### Given task
In the records that follow, locate every line with "OMPS" and extract it.

— begin Entries provided —

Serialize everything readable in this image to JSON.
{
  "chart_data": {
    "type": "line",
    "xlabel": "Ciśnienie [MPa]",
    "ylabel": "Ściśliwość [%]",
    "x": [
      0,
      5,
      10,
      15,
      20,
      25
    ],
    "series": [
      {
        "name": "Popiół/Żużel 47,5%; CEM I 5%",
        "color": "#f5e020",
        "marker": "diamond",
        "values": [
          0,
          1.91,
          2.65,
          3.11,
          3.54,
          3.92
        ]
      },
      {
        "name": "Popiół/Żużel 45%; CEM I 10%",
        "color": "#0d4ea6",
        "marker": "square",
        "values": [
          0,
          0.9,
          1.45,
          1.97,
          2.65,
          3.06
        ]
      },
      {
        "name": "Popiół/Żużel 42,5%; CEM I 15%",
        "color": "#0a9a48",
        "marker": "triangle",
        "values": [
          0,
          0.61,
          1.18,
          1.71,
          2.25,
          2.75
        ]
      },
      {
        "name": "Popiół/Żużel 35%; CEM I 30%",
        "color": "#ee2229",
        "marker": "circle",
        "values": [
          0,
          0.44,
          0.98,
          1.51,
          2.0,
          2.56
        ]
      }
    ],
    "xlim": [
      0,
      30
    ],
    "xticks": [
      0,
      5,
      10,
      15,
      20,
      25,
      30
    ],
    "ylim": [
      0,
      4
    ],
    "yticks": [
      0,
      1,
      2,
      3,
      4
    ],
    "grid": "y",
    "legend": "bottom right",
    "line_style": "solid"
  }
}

— end Entries provided —
— begin Entries provided —

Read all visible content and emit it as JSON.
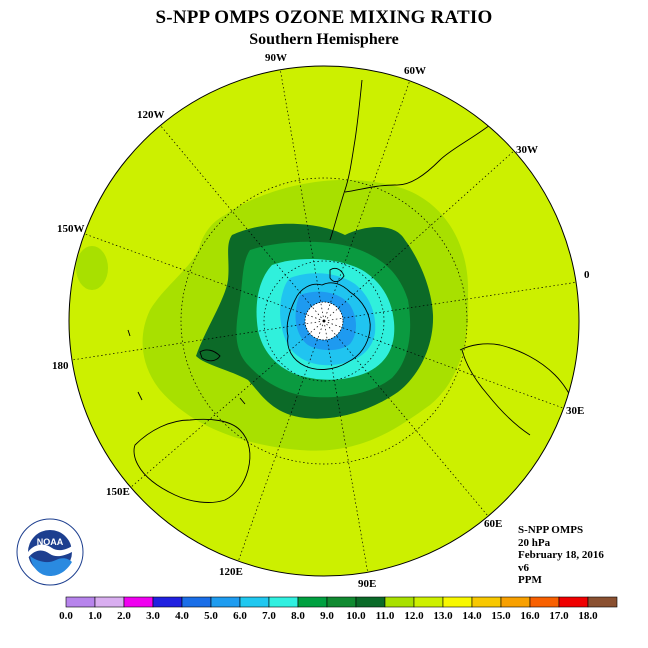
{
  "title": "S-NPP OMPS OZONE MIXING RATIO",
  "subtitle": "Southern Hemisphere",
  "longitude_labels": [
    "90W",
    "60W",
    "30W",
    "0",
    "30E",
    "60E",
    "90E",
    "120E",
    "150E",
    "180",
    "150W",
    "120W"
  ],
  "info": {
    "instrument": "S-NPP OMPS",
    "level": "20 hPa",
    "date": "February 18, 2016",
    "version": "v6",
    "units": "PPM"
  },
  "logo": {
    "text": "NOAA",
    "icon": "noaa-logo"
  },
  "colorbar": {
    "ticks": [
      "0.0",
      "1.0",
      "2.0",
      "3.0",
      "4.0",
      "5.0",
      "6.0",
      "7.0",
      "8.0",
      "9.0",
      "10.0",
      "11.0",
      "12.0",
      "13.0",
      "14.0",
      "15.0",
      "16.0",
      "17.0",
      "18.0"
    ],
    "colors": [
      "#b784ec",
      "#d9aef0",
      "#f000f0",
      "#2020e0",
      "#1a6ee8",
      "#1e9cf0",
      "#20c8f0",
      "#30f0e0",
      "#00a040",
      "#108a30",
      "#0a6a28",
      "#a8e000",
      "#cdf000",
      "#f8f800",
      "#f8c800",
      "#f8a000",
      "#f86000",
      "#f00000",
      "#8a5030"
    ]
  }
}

— end Entries provided —
— begin Entries provided —

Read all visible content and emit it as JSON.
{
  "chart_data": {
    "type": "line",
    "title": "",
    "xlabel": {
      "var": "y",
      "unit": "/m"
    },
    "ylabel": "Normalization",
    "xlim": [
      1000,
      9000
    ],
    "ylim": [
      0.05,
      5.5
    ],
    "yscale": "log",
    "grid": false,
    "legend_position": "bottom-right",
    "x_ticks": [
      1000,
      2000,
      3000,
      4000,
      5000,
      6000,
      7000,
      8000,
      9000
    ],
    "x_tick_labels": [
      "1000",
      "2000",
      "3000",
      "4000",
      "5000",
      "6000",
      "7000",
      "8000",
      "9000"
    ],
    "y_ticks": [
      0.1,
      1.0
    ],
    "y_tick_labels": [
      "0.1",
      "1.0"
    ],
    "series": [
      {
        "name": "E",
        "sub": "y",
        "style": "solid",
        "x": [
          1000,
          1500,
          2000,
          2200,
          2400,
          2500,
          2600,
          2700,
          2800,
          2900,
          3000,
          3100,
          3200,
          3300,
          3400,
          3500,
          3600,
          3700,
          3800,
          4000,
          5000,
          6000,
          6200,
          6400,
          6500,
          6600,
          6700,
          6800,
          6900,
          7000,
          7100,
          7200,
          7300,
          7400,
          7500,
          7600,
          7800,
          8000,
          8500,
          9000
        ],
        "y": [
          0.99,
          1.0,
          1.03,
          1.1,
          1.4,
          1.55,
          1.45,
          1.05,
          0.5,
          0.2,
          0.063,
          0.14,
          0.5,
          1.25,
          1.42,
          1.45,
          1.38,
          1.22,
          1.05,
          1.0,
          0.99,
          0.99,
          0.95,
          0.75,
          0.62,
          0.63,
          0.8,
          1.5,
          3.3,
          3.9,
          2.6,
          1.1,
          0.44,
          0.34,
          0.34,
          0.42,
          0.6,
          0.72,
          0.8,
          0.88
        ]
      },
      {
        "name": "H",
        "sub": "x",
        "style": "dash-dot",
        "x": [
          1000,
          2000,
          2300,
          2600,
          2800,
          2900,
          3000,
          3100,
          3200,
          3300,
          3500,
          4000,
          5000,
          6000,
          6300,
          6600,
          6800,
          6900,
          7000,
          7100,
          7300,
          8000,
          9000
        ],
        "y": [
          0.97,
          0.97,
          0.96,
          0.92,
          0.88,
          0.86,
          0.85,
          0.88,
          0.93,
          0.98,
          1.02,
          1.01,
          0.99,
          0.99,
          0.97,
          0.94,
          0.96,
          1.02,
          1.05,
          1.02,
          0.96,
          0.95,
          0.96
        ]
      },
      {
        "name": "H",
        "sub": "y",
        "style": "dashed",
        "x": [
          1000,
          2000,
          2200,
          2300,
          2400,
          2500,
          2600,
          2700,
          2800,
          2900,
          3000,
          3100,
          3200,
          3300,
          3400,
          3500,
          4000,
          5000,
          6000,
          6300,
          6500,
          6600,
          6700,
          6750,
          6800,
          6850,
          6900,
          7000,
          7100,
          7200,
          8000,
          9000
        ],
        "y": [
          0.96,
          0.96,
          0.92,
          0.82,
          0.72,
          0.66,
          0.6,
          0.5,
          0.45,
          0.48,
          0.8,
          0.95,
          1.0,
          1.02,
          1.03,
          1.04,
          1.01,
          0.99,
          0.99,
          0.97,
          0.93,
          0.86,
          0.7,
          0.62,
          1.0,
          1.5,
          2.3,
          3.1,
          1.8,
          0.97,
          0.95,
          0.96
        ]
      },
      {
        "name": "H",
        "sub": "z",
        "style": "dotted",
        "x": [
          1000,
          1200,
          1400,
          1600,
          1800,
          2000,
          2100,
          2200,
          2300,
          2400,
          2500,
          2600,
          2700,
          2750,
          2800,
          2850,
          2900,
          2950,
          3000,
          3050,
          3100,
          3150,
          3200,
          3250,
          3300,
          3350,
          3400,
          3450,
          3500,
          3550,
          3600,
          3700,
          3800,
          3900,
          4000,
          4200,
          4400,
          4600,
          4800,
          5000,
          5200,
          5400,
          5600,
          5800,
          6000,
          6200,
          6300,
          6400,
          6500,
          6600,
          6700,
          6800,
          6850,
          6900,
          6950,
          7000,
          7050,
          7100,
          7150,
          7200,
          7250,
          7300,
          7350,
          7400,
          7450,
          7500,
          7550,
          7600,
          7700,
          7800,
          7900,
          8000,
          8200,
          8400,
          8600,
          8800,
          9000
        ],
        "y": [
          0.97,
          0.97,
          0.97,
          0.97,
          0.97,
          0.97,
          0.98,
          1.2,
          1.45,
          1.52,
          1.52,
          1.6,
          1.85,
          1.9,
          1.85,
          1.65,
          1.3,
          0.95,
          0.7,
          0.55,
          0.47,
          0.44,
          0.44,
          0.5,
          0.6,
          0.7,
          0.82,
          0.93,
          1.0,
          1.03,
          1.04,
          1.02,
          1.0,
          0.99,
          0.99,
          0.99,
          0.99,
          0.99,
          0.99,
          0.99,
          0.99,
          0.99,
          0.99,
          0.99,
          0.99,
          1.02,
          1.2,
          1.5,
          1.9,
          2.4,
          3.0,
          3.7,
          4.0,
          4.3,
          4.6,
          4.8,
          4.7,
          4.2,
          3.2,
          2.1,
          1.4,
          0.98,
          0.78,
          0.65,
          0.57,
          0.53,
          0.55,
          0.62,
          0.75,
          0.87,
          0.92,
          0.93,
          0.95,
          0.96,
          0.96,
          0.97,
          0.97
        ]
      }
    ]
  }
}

— end Entries provided —

### The answer
  "title": "S-NPP OMPS OZONE MIXING RATIO",
    "instrument": "S-NPP OMPS",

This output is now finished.